_Supplied information:_
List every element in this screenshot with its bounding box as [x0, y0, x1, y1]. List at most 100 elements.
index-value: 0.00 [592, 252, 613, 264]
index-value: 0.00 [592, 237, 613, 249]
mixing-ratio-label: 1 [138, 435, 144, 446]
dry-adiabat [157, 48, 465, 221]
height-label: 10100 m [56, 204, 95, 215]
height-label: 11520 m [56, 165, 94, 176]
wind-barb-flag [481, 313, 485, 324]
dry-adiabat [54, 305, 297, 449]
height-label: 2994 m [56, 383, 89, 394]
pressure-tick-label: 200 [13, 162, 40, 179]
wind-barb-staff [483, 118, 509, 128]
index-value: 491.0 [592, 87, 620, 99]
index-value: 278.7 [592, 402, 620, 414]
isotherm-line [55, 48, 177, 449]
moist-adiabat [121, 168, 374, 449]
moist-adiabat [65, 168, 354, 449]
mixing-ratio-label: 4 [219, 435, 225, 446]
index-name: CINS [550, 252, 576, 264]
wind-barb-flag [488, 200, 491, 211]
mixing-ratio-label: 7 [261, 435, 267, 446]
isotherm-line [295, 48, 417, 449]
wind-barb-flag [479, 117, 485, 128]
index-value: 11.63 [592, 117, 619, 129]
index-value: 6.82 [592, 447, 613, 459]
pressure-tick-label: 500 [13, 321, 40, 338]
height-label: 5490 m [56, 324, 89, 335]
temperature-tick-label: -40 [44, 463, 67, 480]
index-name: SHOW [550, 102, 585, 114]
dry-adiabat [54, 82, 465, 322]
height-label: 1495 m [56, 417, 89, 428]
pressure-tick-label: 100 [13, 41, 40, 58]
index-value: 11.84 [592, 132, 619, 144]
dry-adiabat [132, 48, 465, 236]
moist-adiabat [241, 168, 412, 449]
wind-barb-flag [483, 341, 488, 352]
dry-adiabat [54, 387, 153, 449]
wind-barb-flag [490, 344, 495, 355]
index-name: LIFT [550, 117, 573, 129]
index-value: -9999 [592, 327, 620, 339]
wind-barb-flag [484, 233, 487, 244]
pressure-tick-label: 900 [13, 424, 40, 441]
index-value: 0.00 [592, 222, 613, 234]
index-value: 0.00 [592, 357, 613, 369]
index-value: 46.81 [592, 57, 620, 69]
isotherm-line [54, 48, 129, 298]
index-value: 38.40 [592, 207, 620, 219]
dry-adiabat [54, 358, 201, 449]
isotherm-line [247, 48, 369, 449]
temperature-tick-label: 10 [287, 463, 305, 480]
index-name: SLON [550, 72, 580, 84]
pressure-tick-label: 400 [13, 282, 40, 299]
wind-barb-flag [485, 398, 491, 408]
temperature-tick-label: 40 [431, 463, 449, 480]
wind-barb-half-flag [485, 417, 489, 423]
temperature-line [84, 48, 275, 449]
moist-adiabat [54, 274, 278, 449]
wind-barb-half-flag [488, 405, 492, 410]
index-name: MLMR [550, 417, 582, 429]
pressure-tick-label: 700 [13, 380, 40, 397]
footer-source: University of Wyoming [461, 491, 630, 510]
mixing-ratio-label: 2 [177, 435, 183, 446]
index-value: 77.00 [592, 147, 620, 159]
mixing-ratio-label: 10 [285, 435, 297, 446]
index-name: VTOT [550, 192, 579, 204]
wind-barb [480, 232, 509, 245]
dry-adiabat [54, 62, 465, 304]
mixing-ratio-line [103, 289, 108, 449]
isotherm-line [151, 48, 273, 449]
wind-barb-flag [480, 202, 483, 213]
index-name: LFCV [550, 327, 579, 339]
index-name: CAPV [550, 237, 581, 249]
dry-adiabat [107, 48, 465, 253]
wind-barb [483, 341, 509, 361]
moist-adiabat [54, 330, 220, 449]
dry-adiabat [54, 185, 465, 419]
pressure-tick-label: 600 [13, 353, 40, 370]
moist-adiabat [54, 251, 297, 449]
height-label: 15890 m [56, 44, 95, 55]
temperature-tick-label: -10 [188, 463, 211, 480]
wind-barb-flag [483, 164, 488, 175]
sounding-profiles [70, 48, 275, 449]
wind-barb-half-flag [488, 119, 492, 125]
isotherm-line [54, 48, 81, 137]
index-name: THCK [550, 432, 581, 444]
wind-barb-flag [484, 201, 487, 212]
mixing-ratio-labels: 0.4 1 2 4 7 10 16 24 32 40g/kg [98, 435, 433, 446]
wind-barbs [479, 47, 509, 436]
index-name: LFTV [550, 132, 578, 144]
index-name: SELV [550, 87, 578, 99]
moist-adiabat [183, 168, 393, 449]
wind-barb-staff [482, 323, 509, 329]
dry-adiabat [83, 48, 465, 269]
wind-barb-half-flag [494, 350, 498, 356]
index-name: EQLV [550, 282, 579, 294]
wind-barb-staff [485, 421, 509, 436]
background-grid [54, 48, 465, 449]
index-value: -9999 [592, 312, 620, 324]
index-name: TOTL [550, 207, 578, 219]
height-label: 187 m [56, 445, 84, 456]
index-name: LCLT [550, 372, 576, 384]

_Problem description:_
Can you give the entries again from the very start through the line with "height-label: 10100 m [56, 204, 95, 215]", substituting "dry adiabat" for "dry-adiabat" and leaving everything else unchanged?

_Solution to the exercise:_
List every element in this screenshot with its bounding box as [x0, y0, x1, y1]. List at most 100 elements.
index-value: 0.00 [592, 252, 613, 264]
index-value: 0.00 [592, 237, 613, 249]
mixing-ratio-label: 1 [138, 435, 144, 446]
dry adiabat [157, 48, 465, 221]
height-label: 10100 m [56, 204, 95, 215]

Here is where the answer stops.